SHORT TASK
Reproduce all of the material exactly as shown.

Stored items
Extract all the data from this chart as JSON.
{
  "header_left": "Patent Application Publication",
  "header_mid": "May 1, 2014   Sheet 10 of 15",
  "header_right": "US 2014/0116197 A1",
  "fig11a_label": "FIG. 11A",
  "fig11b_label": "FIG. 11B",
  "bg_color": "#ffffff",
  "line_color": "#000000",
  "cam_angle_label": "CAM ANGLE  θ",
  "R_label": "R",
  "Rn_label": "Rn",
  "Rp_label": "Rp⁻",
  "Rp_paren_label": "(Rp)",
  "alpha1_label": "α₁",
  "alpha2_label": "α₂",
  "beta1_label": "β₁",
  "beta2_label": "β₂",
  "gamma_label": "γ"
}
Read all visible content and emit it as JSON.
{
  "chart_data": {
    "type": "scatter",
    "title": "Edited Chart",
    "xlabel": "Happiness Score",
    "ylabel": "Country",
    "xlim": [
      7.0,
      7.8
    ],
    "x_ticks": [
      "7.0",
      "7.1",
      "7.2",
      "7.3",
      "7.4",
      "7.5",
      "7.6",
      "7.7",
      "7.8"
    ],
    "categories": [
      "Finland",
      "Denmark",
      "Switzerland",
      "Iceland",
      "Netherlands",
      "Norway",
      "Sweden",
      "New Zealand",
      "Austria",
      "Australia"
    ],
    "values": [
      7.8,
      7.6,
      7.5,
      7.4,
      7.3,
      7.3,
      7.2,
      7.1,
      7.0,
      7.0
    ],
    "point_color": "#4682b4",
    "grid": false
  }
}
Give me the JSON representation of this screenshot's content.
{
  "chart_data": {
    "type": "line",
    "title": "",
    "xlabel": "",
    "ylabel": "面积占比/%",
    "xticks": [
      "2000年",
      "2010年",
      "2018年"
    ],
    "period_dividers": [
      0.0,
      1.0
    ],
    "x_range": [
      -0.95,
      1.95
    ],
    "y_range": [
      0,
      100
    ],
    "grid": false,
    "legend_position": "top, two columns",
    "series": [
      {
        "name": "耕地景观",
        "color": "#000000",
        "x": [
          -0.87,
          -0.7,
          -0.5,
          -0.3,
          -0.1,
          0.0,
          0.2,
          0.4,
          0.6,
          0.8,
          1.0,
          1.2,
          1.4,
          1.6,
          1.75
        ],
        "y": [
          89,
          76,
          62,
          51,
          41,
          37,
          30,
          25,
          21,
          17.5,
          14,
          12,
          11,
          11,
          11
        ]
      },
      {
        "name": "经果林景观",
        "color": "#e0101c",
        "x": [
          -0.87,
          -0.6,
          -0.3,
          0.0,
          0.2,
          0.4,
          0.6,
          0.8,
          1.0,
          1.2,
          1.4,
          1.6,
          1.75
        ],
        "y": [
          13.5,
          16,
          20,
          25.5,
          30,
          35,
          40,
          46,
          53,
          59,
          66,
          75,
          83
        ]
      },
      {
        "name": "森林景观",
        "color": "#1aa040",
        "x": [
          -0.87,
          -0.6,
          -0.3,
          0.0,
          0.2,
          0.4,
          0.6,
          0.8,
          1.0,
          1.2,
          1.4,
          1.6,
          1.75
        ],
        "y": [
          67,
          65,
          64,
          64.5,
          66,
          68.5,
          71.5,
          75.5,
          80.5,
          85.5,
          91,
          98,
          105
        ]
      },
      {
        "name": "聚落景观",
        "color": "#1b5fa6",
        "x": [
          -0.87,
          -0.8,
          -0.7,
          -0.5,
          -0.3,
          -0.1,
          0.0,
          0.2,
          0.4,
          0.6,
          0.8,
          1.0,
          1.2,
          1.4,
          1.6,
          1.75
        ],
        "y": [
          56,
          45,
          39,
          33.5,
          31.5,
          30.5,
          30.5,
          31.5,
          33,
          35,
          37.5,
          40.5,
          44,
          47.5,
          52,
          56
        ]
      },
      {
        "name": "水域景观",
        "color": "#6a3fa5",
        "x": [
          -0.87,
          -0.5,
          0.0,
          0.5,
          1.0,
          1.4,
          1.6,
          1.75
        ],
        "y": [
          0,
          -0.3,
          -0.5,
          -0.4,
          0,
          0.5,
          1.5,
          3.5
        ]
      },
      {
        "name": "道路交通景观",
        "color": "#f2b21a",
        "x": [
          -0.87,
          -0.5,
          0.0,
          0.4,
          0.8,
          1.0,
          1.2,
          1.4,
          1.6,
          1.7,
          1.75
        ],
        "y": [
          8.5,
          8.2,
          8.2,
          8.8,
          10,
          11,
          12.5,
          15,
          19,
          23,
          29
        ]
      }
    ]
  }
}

CORRECT ANSWER
Extract all the data from this chart as JSON.
{
  "header_left": "Patent Application Publication",
  "header_mid": "May 1, 2014   Sheet 10 of 15",
  "header_right": "US 2014/0116197 A1",
  "fig11a_label": "FIG. 11A",
  "fig11b_label": "FIG. 11B",
  "bg_color": "#ffffff",
  "line_color": "#000000",
  "cam_angle_label": "CAM ANGLE  θ",
  "R_label": "R",
  "Rn_label": "Rn",
  "Rp_label": "Rp⁻",
  "Rp_paren_label": "(Rp)",
  "alpha1_label": "α₁",
  "alpha2_label": "α₂",
  "beta1_label": "β₁",
  "beta2_label": "β₂",
  "gamma_label": "γ"
}
Read all visible content and emit it as JSON.
{
  "chart_data": {
    "type": "scatter",
    "title": "Edited Chart",
    "xlabel": "Happiness Score",
    "ylabel": "Country",
    "xlim": [
      7.0,
      7.8
    ],
    "x_ticks": [
      "7.0",
      "7.1",
      "7.2",
      "7.3",
      "7.4",
      "7.5",
      "7.6",
      "7.7",
      "7.8"
    ],
    "categories": [
      "Finland",
      "Denmark",
      "Switzerland",
      "Iceland",
      "Netherlands",
      "Norway",
      "Sweden",
      "New Zealand",
      "Austria",
      "Australia"
    ],
    "values": [
      7.8,
      7.6,
      7.5,
      7.4,
      7.3,
      7.3,
      7.2,
      7.1,
      7.0,
      7.0
    ],
    "point_color": "#4682b4",
    "grid": false
  }
}
Give me the JSON representation of this screenshot's content.
{
  "chart_data": {
    "type": "line",
    "title": "",
    "xlabel": "",
    "ylabel": "面积占比/%",
    "xticks": [
      "2000年",
      "2010年",
      "2018年"
    ],
    "period_dividers": [
      0.0,
      1.0
    ],
    "x_range": [
      -0.95,
      1.95
    ],
    "y_range": [
      0,
      100
    ],
    "grid": false,
    "legend_position": "top, two columns",
    "series": [
      {
        "name": "耕地景观",
        "color": "#000000",
        "x": [
          -0.87,
          -0.7,
          -0.5,
          -0.3,
          -0.1,
          0.0,
          0.2,
          0.4,
          0.6,
          0.8,
          1.0,
          1.2,
          1.4,
          1.6,
          1.75
        ],
        "y": [
          89,
          76,
          62,
          51,
          41,
          37,
          30,
          25,
          21,
          17.5,
          14,
          12,
          11,
          11,
          11
        ]
      },
      {
        "name": "经果林景观",
        "color": "#e0101c",
        "x": [
          -0.87,
          -0.6,
          -0.3,
          0.0,
          0.2,
          0.4,
          0.6,
          0.8,
          1.0,
          1.2,
          1.4,
          1.6,
          1.75
        ],
        "y": [
          13.5,
          16,
          20,
          25.5,
          30,
          35,
          40,
          46,
          53,
          59,
          66,
          75,
          83
        ]
      },
      {
        "name": "森林景观",
        "color": "#1aa040",
        "x": [
          -0.87,
          -0.6,
          -0.3,
          0.0,
          0.2,
          0.4,
          0.6,
          0.8,
          1.0,
          1.2,
          1.4,
          1.6,
          1.75
        ],
        "y": [
          67,
          65,
          64,
          64.5,
          66,
          68.5,
          71.5,
          75.5,
          80.5,
          85.5,
          91,
          98,
          105
        ]
      },
      {
        "name": "聚落景观",
        "color": "#1b5fa6",
        "x": [
          -0.87,
          -0.8,
          -0.7,
          -0.5,
          -0.3,
          -0.1,
          0.0,
          0.2,
          0.4,
          0.6,
          0.8,
          1.0,
          1.2,
          1.4,
          1.6,
          1.75
        ],
        "y": [
          56,
          45,
          39,
          33.5,
          31.5,
          30.5,
          30.5,
          31.5,
          33,
          35,
          37.5,
          40.5,
          44,
          47.5,
          52,
          56
        ]
      },
      {
        "name": "水域景观",
        "color": "#6a3fa5",
        "x": [
          -0.87,
          -0.5,
          0.0,
          0.5,
          1.0,
          1.4,
          1.6,
          1.75
        ],
        "y": [
          0,
          -0.3,
          -0.5,
          -0.4,
          0,
          0.5,
          1.5,
          3.5
        ]
      },
      {
        "name": "道路交通景观",
        "color": "#f2b21a",
        "x": [
          -0.87,
          -0.5,
          0.0,
          0.4,
          0.8,
          1.0,
          1.2,
          1.4,
          1.6,
          1.7,
          1.75
        ],
        "y": [
          8.5,
          8.2,
          8.2,
          8.8,
          10,
          11,
          12.5,
          15,
          19,
          23,
          29
        ]
      }
    ]
  }
}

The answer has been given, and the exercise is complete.